>> START
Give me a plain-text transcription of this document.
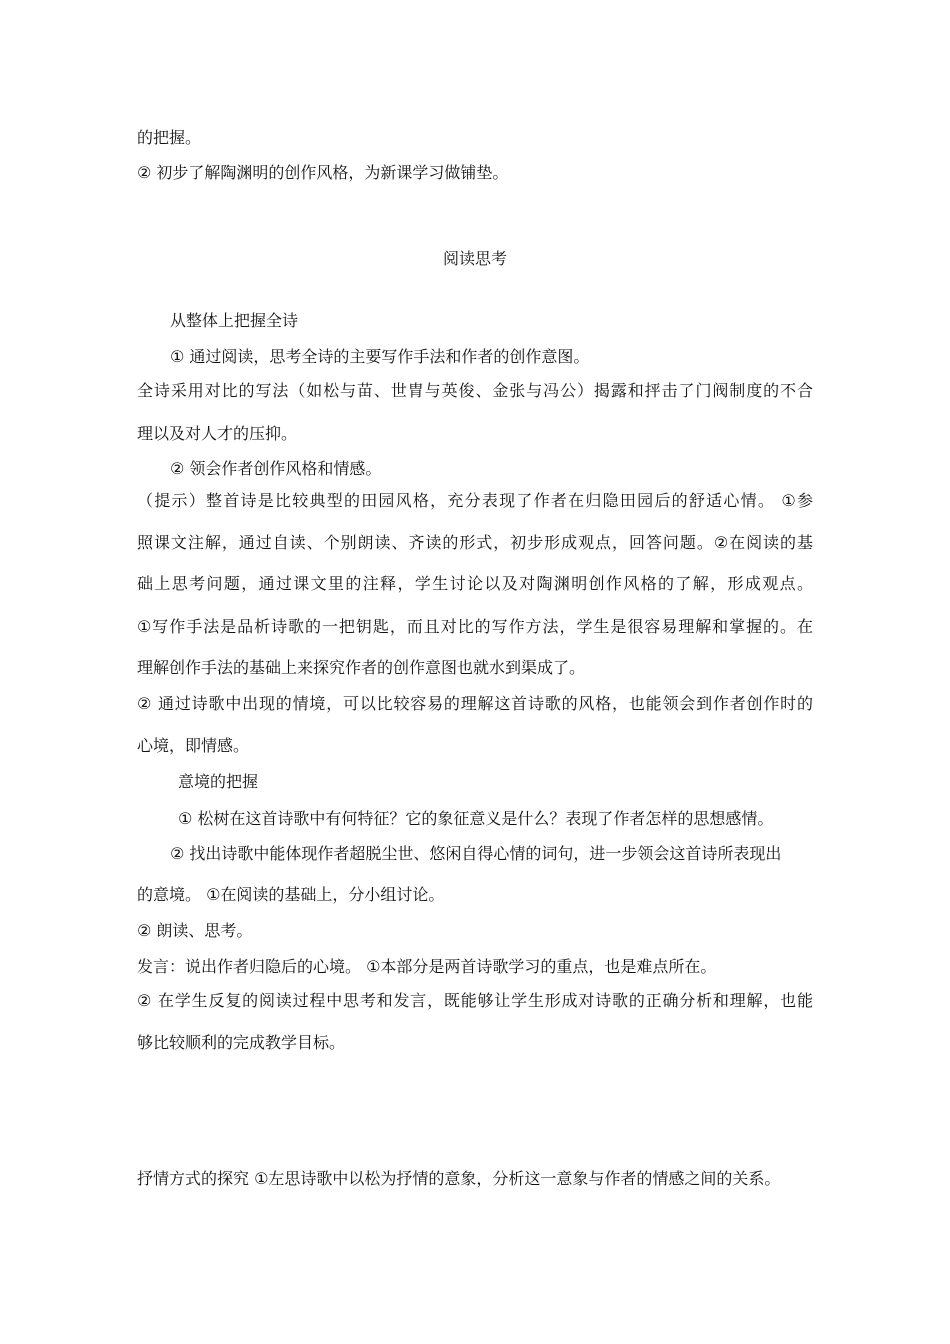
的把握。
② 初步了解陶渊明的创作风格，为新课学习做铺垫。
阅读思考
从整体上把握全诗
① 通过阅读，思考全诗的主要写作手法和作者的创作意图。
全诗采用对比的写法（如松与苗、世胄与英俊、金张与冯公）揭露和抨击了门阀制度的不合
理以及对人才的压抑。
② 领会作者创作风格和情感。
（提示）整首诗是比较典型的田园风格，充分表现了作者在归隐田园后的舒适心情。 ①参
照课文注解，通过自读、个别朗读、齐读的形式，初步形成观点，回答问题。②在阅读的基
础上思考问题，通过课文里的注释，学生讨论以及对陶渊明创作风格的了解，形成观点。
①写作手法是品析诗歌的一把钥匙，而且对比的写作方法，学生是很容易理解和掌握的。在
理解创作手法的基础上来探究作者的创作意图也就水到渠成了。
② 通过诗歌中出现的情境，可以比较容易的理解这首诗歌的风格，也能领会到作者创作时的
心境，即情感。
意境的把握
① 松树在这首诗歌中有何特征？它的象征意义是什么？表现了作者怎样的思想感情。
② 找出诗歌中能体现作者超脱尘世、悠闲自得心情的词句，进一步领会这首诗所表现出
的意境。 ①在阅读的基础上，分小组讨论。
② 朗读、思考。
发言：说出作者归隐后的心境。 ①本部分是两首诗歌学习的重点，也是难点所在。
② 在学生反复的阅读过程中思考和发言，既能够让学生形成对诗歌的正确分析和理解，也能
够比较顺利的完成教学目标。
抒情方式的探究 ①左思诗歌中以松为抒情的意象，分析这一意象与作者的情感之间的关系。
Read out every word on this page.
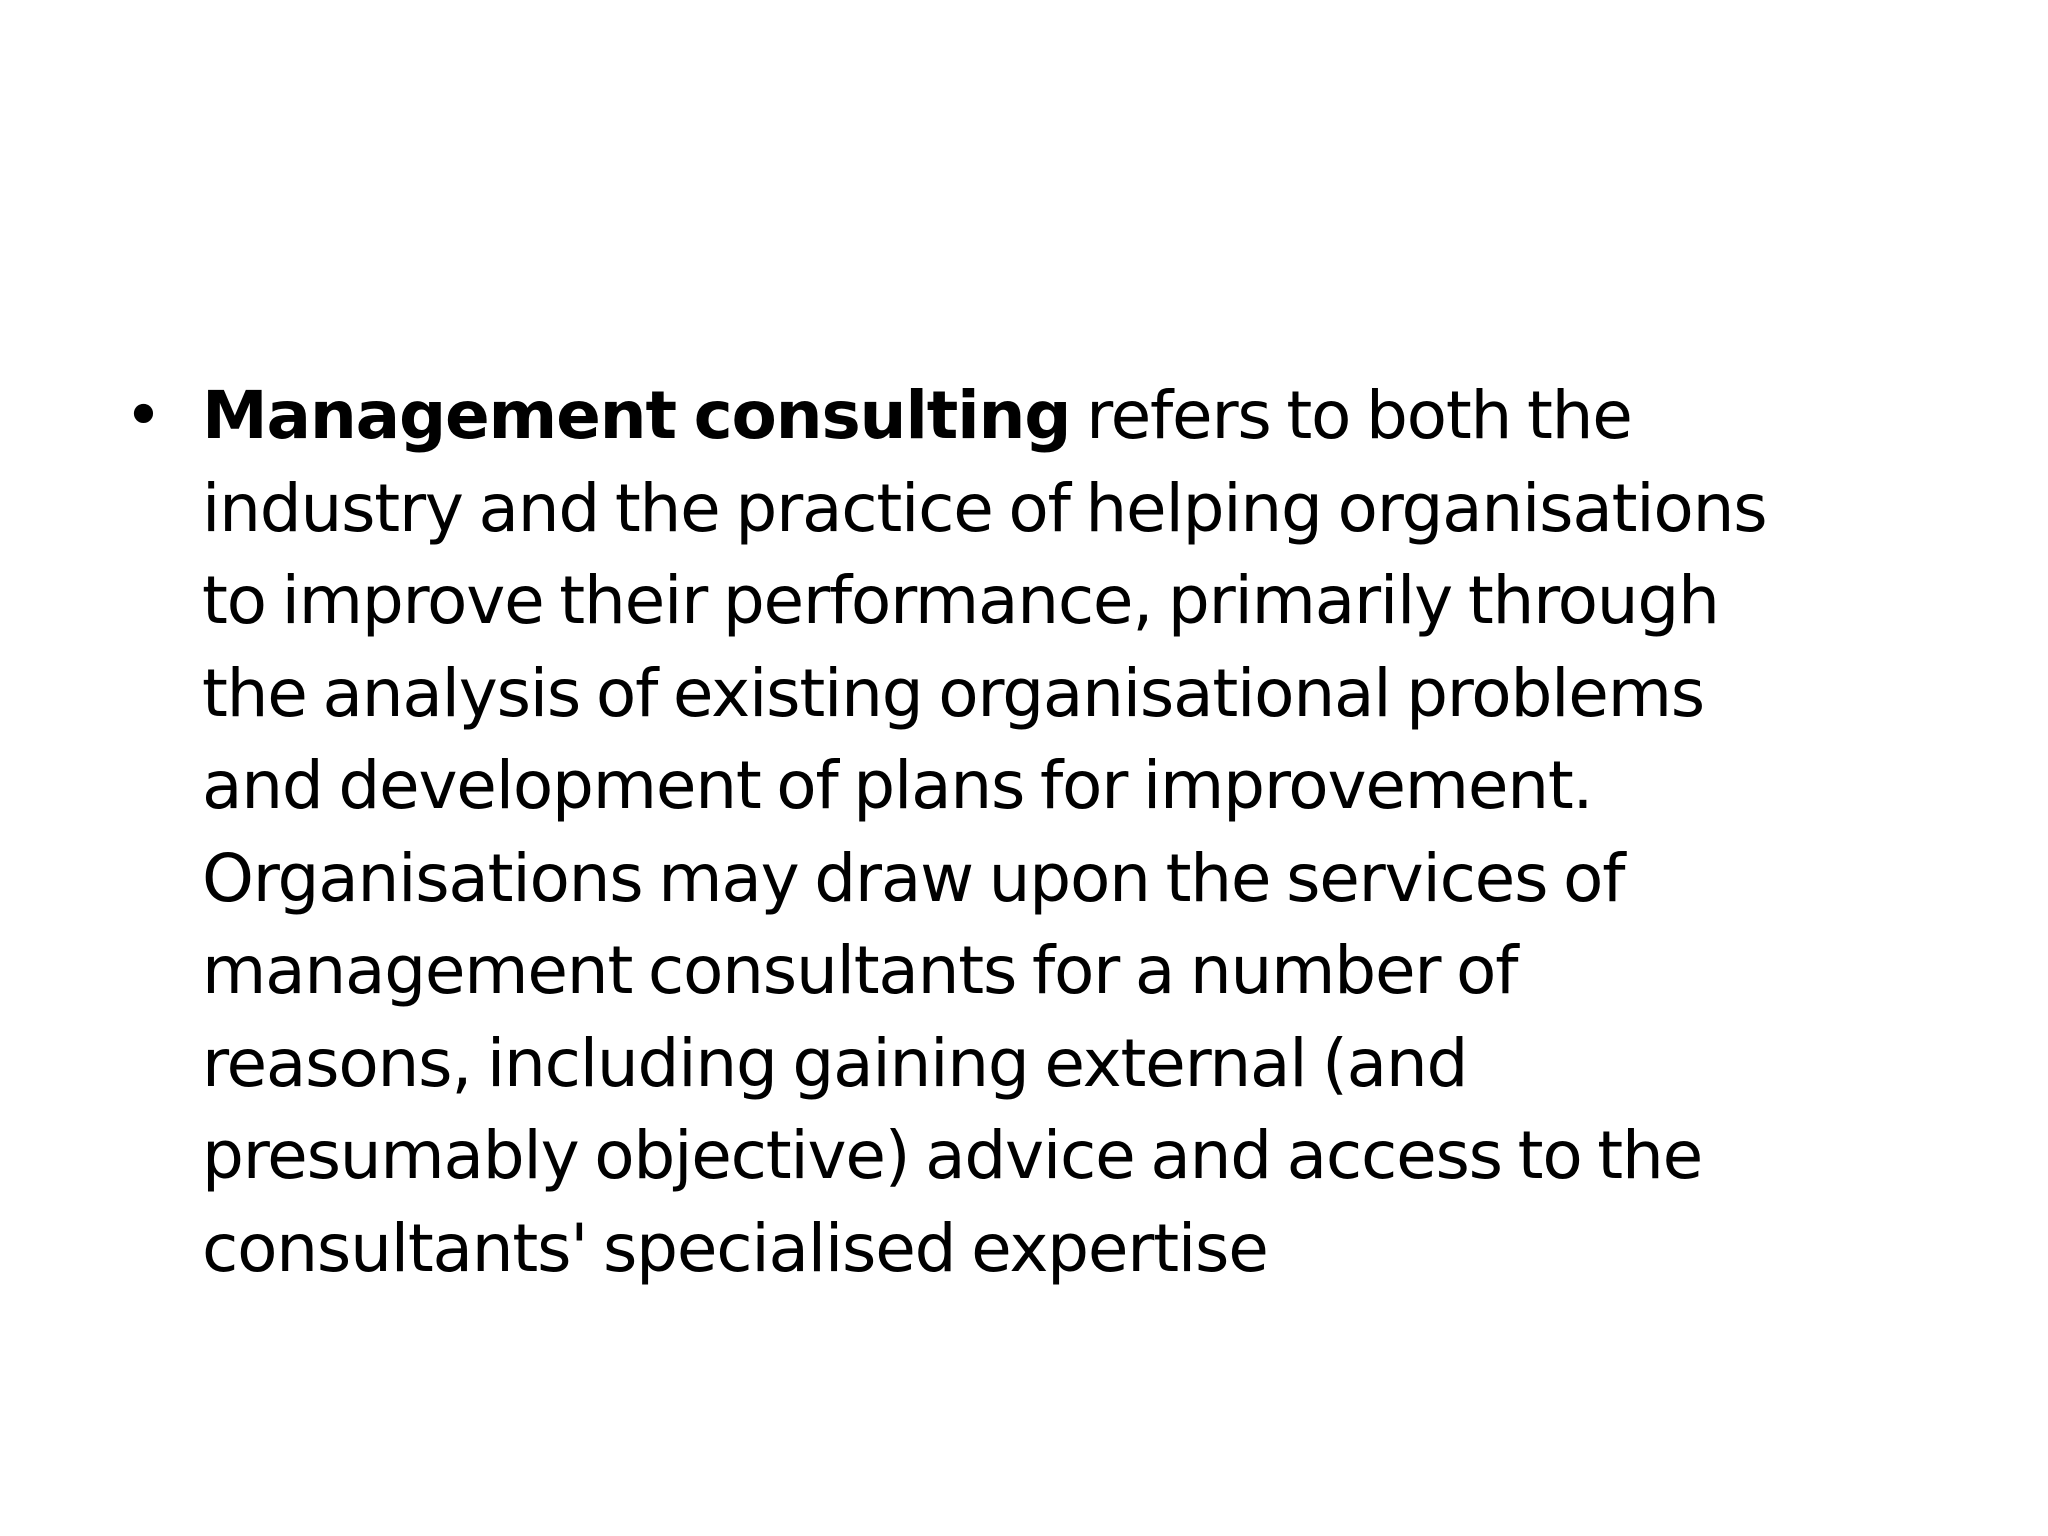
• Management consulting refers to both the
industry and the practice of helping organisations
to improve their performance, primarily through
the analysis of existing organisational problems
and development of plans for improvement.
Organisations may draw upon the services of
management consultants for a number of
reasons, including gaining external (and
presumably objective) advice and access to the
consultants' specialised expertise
>> END
→ WHAT THE TASK REQUIRES:
Provide only the number of lines in the entries that hold the word "this".

→ THE RESULT:
2